= WHAT IS NEEDED =
Your answer is a single number: how many lines hold the word "name"?

= PROVIDED MATERIAL =
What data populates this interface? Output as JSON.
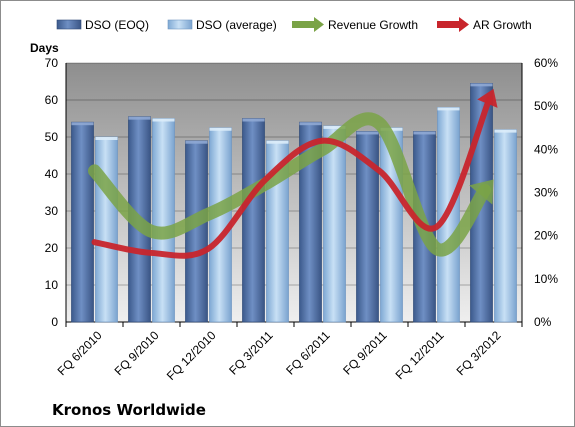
{
  "chart_data": {
    "type": "bar",
    "company": "Kronos Worldwide",
    "ylabel": "Days",
    "ylim": [
      0,
      70
    ],
    "y_ticks": [
      "0",
      "10",
      "20",
      "30",
      "40",
      "50",
      "60",
      "70"
    ],
    "y2lim": [
      0,
      60
    ],
    "y2_ticks": [
      "0%",
      "10%",
      "20%",
      "30%",
      "40%",
      "50%",
      "60%"
    ],
    "categories": [
      "FQ 6/2010",
      "FQ 9/2010",
      "FQ 12/2010",
      "FQ 3/2011",
      "FQ 6/2011",
      "FQ 9/2011",
      "FQ 12/2011",
      "FQ 3/2012"
    ],
    "bar_series": [
      {
        "name": "DSO (EOQ)",
        "values": [
          54,
          55.5,
          49,
          55,
          54,
          51.5,
          51.5,
          64.5
        ]
      },
      {
        "name": "DSO (average)",
        "values": [
          50,
          55,
          52.5,
          49,
          53,
          52.5,
          58,
          52
        ]
      }
    ],
    "line_series": [
      {
        "name": "Revenue Growth",
        "axis": "right",
        "values": [
          35,
          21,
          25,
          32,
          40,
          46,
          17,
          33
        ]
      },
      {
        "name": "AR Growth",
        "axis": "right",
        "values": [
          18.5,
          16,
          17,
          33,
          42,
          35,
          22,
          54
        ]
      }
    ],
    "grid": "horizontal",
    "legend_position": "top",
    "colors": {
      "dso_eoq": "#4a6a9e",
      "dso_avg": "#9ec4e6",
      "revenue_growth": "#7aa346",
      "ar_growth": "#c8252c",
      "plot_bg_top": "#8e8e8e",
      "plot_bg_bottom": "#ededed"
    }
  }
}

= RESULT BELOW =
4